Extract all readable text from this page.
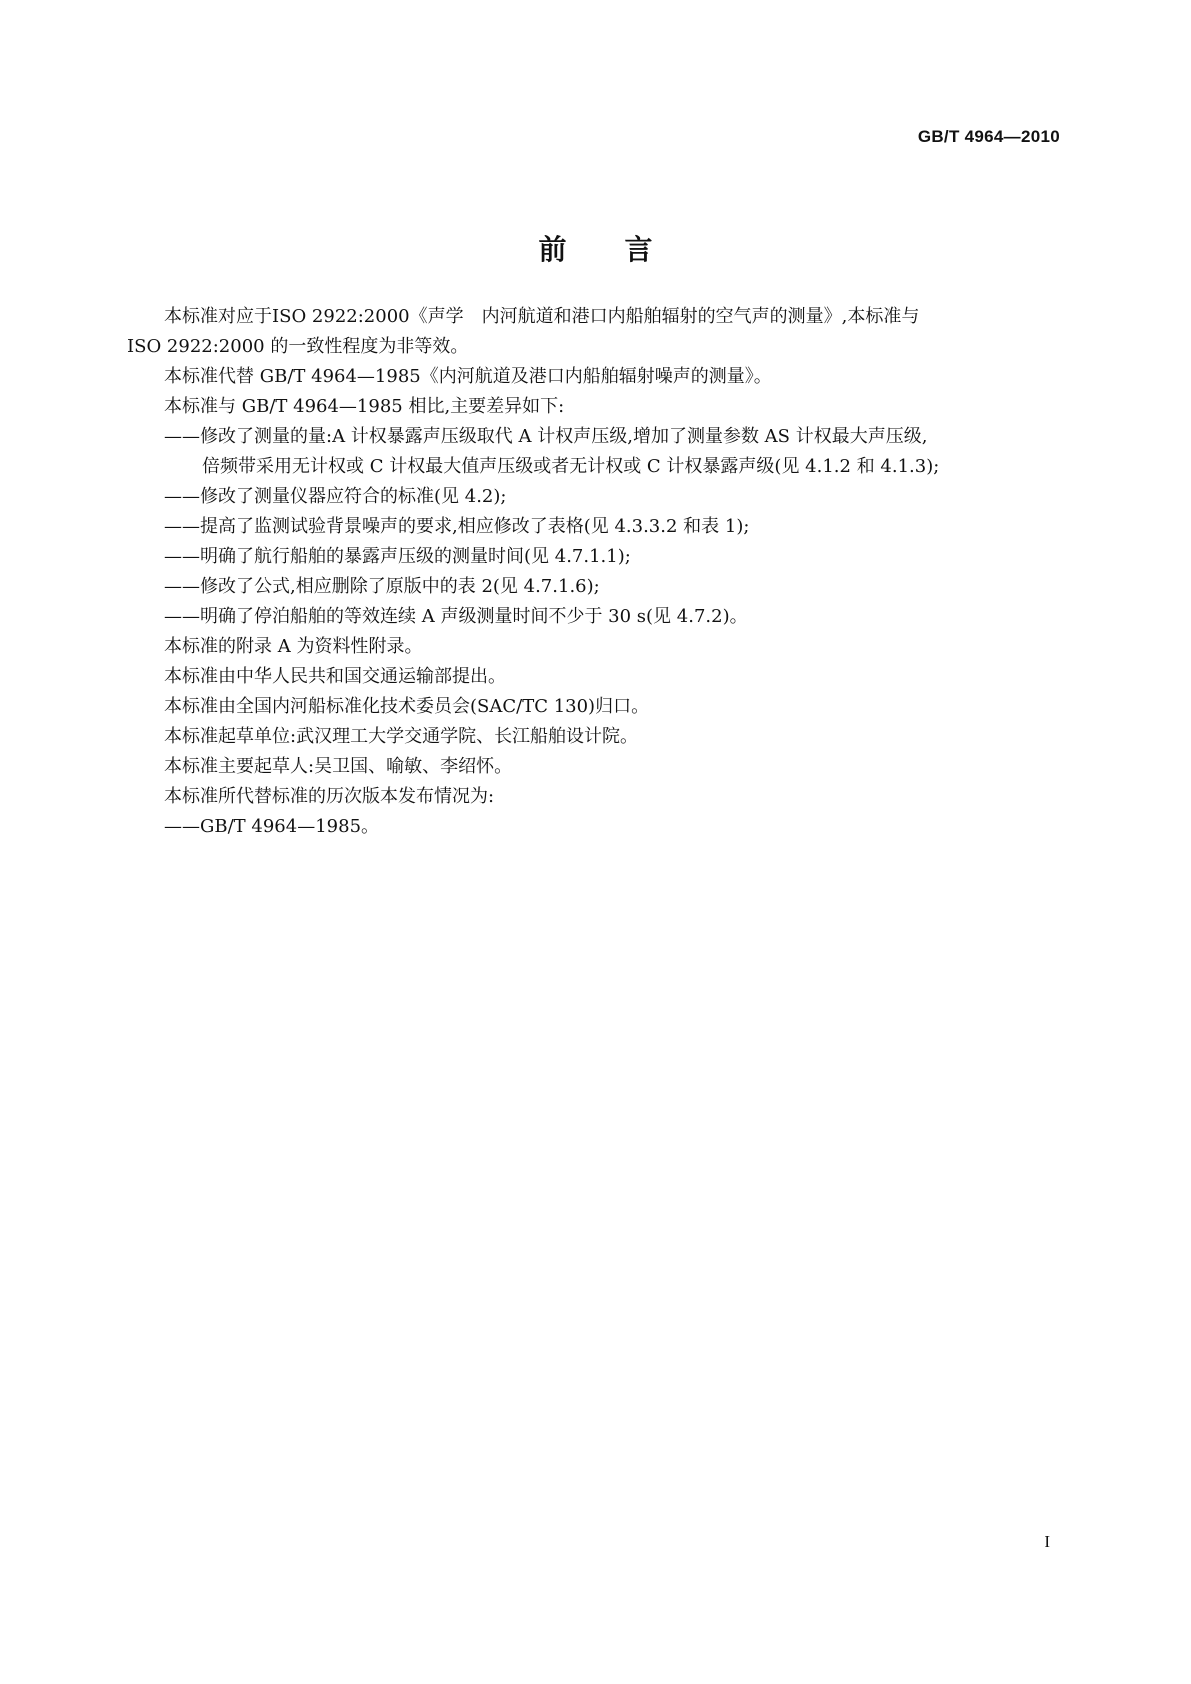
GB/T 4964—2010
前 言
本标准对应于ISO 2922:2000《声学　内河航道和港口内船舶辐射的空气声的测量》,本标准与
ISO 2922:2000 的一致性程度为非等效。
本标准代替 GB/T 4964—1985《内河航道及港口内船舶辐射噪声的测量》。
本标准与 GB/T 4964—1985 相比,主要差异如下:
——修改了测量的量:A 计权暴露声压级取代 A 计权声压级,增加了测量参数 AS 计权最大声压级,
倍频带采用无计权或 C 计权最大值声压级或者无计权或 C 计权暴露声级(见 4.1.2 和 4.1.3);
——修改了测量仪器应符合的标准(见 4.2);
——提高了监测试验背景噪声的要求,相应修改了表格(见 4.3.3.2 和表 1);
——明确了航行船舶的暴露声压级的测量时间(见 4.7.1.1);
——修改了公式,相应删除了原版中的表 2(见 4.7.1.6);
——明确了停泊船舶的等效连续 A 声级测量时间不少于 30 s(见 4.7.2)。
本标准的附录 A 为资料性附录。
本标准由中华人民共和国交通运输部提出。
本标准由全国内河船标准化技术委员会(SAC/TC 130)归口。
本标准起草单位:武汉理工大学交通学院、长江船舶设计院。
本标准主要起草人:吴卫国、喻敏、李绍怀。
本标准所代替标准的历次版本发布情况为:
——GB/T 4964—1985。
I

__________________________________________________

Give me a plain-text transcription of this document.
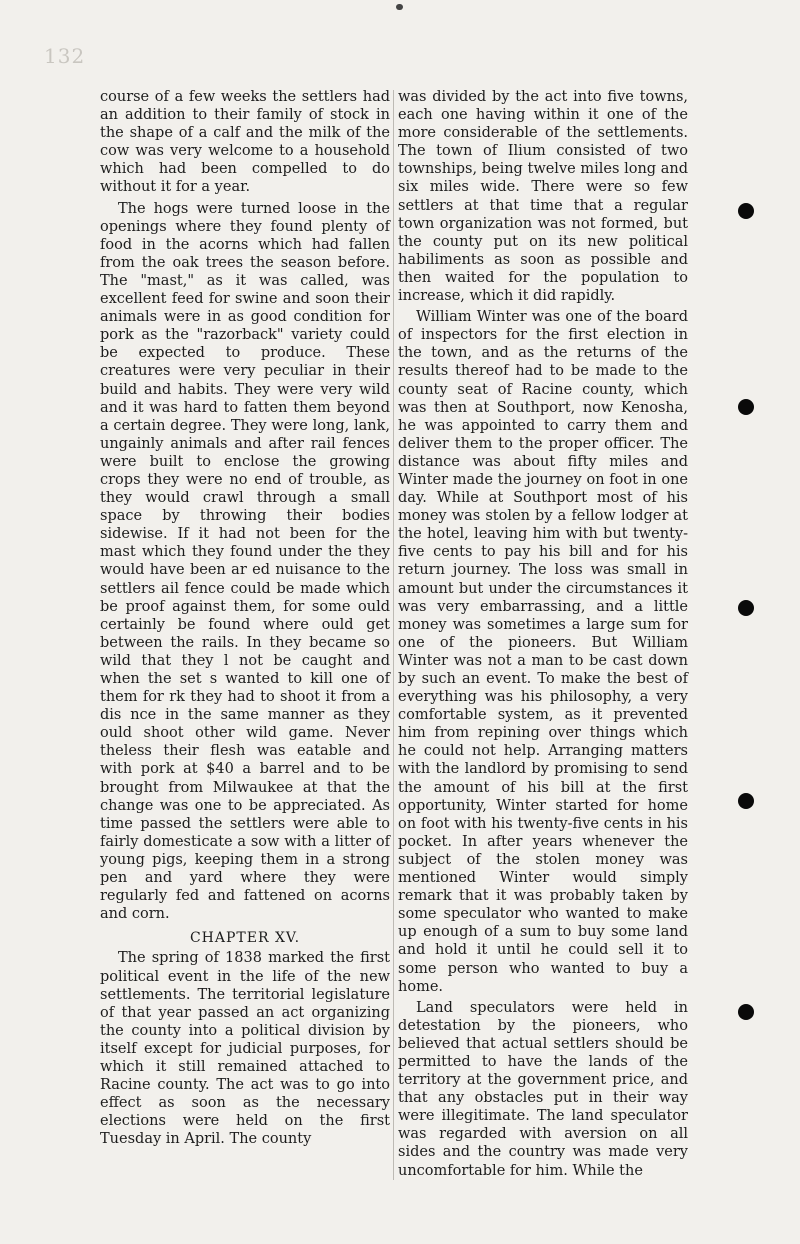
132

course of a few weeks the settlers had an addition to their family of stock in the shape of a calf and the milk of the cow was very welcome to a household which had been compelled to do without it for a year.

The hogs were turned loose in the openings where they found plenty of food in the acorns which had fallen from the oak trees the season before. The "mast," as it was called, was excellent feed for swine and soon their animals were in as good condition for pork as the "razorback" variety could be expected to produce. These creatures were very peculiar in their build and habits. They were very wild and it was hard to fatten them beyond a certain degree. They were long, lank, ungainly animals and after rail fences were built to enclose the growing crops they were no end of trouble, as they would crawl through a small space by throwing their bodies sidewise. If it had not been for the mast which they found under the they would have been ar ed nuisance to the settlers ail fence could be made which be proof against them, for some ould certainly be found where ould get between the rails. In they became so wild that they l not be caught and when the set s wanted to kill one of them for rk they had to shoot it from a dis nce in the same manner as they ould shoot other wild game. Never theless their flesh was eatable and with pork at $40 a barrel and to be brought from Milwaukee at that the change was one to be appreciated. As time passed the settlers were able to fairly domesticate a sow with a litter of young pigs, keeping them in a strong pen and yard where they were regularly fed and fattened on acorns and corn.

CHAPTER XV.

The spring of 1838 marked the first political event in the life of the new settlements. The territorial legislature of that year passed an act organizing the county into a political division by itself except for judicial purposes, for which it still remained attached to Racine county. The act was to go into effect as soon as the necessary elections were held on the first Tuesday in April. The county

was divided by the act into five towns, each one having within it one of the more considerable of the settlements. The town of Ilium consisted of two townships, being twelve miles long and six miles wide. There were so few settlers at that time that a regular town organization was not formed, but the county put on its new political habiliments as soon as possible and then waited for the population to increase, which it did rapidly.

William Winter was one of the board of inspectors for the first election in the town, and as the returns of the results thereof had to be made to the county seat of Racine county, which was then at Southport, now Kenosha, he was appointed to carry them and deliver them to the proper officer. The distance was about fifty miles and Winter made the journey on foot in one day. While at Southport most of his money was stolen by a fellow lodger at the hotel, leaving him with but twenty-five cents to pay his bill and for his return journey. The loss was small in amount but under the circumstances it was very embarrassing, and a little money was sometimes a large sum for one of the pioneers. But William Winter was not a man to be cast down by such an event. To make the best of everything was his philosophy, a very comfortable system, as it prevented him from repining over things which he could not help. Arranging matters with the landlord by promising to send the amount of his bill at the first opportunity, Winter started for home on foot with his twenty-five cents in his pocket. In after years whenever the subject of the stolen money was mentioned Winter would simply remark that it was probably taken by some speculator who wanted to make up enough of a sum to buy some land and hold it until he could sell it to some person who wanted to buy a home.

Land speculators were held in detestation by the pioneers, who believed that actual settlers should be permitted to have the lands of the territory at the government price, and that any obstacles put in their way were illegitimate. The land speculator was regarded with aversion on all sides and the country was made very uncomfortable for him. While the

__________________________________________________

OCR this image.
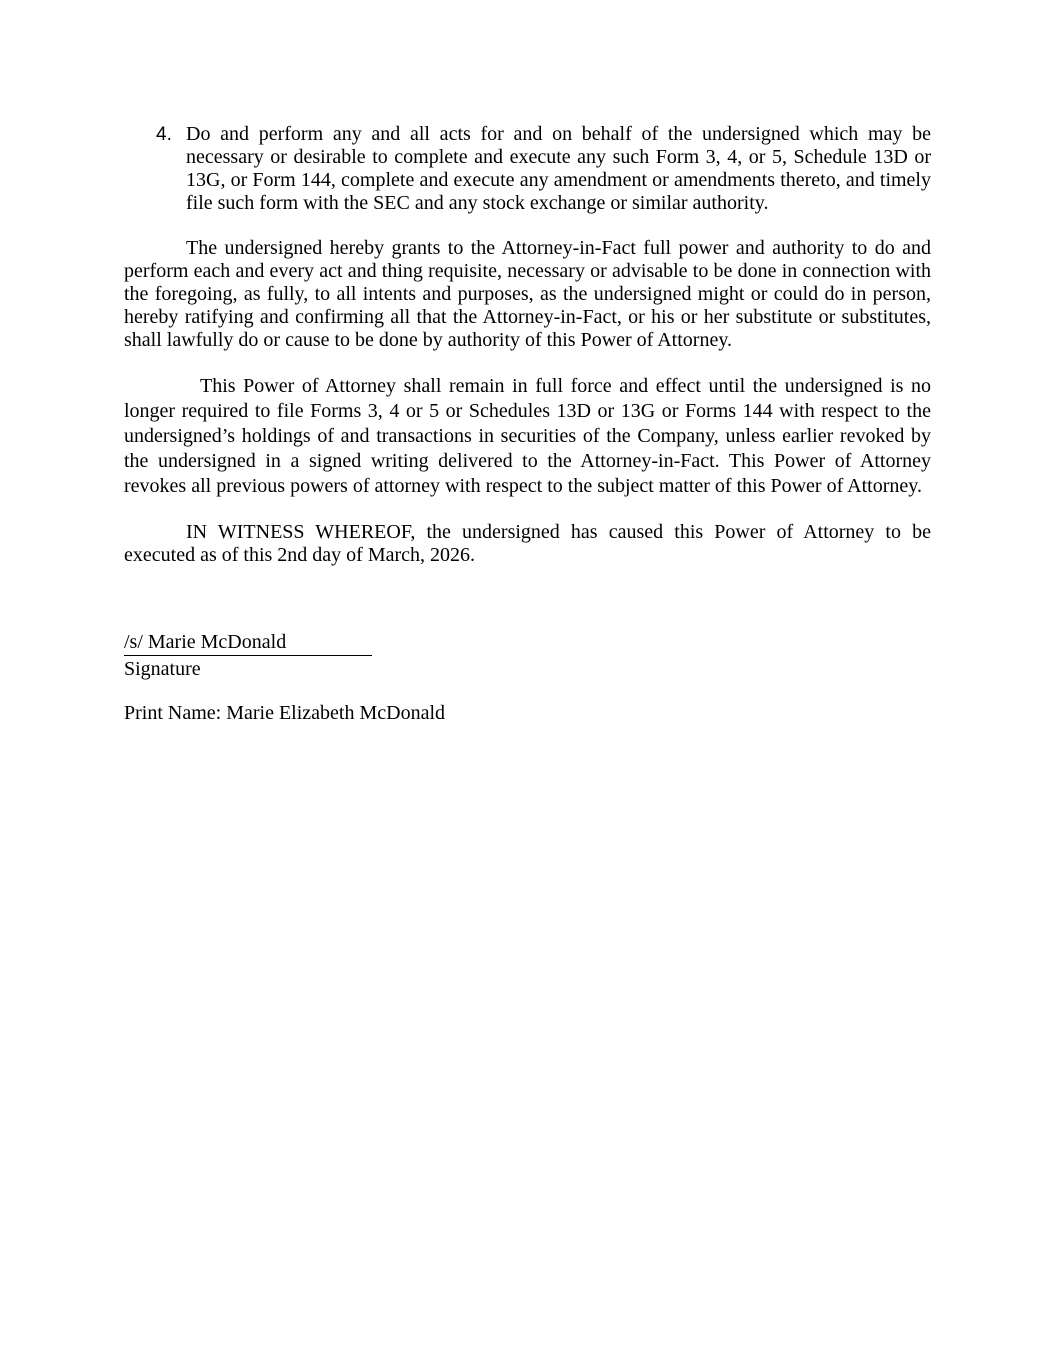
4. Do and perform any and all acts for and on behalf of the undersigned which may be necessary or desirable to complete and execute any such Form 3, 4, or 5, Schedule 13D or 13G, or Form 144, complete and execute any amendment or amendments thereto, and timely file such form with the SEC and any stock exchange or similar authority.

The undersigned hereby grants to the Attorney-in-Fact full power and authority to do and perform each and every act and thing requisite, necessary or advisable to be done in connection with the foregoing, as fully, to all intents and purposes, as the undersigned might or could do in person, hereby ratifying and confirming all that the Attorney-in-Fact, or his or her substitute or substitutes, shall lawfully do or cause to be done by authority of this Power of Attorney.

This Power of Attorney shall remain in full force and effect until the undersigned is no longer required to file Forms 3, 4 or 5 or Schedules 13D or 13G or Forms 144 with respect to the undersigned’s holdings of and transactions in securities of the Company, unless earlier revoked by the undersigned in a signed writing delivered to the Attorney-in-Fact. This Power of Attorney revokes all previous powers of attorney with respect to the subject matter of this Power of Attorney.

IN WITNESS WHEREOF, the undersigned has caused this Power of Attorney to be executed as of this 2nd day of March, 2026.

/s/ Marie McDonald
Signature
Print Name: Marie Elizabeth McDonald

__________________________________________________

**WHAT THIS TASK INVOLVES**
Answer with one number: how many lines of the entries above include the word "McDonald".

**TASK ANSWER**
2